Leaving out the pictures, transcribe all of the records faithfully.
[start Dataset entries]
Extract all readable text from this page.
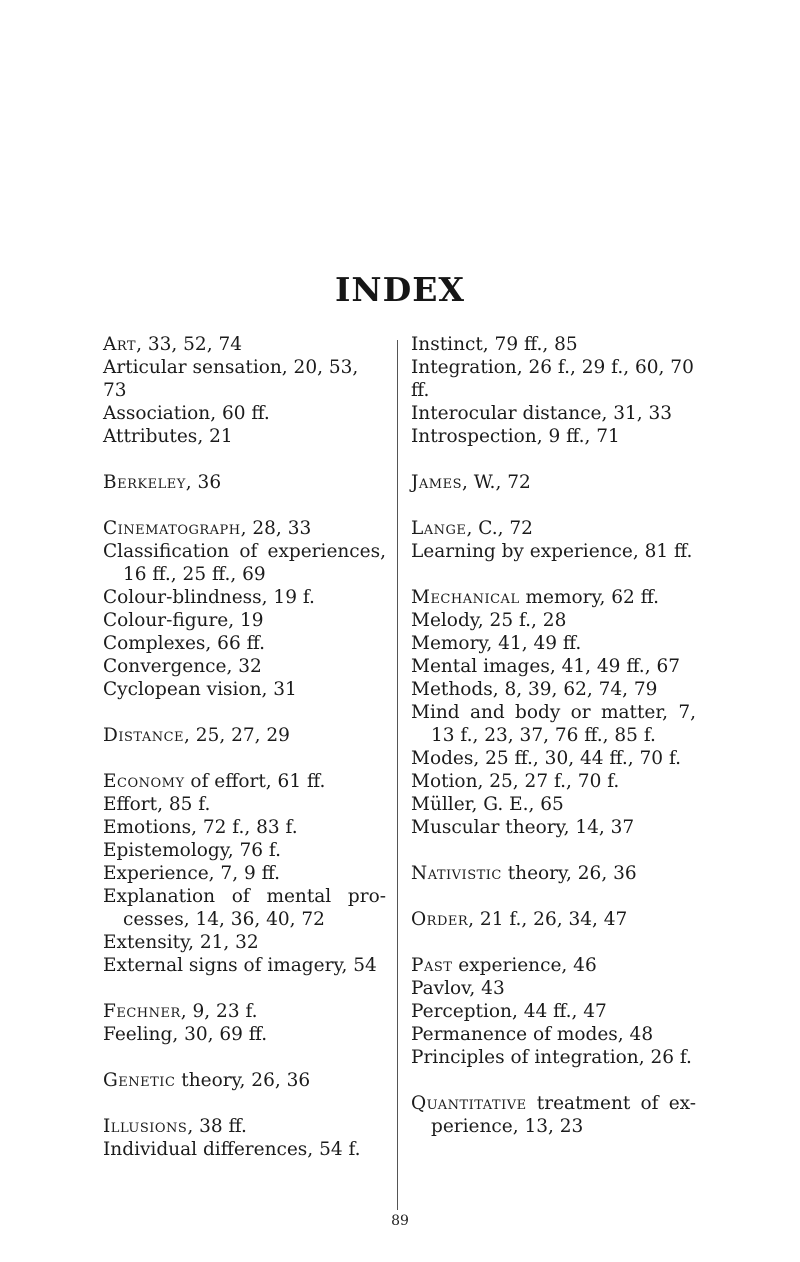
INDEX
Art, 33, 52, 74
Articular sensation, 20, 53, 73
Association, 60 ff.
Attributes, 21
Berkeley, 36
Cinematograph, 28, 33
Classification of experiences,
16 ff., 25 ff., 69
Colour-blindness, 19 f.
Colour-figure, 19
Complexes, 66 ff.
Convergence, 32
Cyclopean vision, 31
Distance, 25, 27, 29
Economy of effort, 61 ff.
Effort, 85 f.
Emotions, 72 f., 83 f.
Epistemology, 76 f.
Experience, 7, 9 ff.
Explanation of mental pro-
cesses, 14, 36, 40, 72
Extensity, 21, 32
External signs of imagery, 54
Fechner, 9, 23 f.
Feeling, 30, 69 ff.
Genetic theory, 26, 36
Illusions, 38 ff.
Individual differences, 54 f.
Instinct, 79 ff., 85
Integration, 26 f., 29 f., 60, 70 ff.
Interocular distance, 31, 33
Introspection, 9 ff., 71
James, W., 72
Lange, C., 72
Learning by experience, 81 ff.
Mechanical memory, 62 ff.
Melody, 25 f., 28
Memory, 41, 49 ff.
Mental images, 41, 49 ff., 67
Methods, 8, 39, 62, 74, 79
Mind and body or matter, 7,
13 f., 23, 37, 76 ff., 85 f.
Modes, 25 ff., 30, 44 ff., 70 f.
Motion, 25, 27 f., 70 f.
Müller, G. E., 65
Muscular theory, 14, 37
Nativistic theory, 26, 36
Order, 21 f., 26, 34, 47
Past experience, 46
Pavlov, 43
Perception, 44 ff., 47
Permanence of modes, 48
Principles of integration, 26 f.
Quantitative treatment of ex-
perience, 13, 23
89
[end Dataset entries]
§ Response for this exercise
Extract all readable text from this page.
INDEX
Art, 33, 52, 74
Articular sensation, 20, 53, 73
Association, 60 ff.
Attributes, 21
Berkeley, 36
Cinematograph, 28, 33
Classification of experiences,
16 ff., 25 ff., 69
Colour-blindness, 19 f.
Colour-figure, 19
Complexes, 66 ff.
Convergence, 32
Cyclopean vision, 31
Distance, 25, 27, 29
Economy of effort, 61 ff.
Effort, 85 f.
Emotions, 72 f., 83 f.
Epistemology, 76 f.
Experience, 7, 9 ff.
Explanation of mental pro-
cesses, 14, 36, 40, 72
Extensity, 21, 32
External signs of imagery, 54
Fechner, 9, 23 f.
Feeling, 30, 69 ff.
Genetic theory, 26, 36
Illusions, 38 ff.
Individual differences, 54 f.
Instinct, 79 ff., 85
Integration, 26 f., 29 f., 60, 70 ff.
Interocular distance, 31, 33
Introspection, 9 ff., 71
James, W., 72
Lange, C., 72
Learning by experience, 81 ff.
Mechanical memory, 62 ff.
Melody, 25 f., 28
Memory, 41, 49 ff.
Mental images, 41, 49 ff., 67
Methods, 8, 39, 62, 74, 79
Mind and body or matter, 7,
13 f., 23, 37, 76 ff., 85 f.
Modes, 25 ff., 30, 44 ff., 70 f.
Motion, 25, 27 f., 70 f.
Müller, G. E., 65
Muscular theory, 14, 37
Nativistic theory, 26, 36
Order, 21 f., 26, 34, 47
Past experience, 46
Pavlov, 43
Perception, 44 ff., 47
Permanence of modes, 48
Principles of integration, 26 f.
Quantitative treatment of ex-
perience, 13, 23
89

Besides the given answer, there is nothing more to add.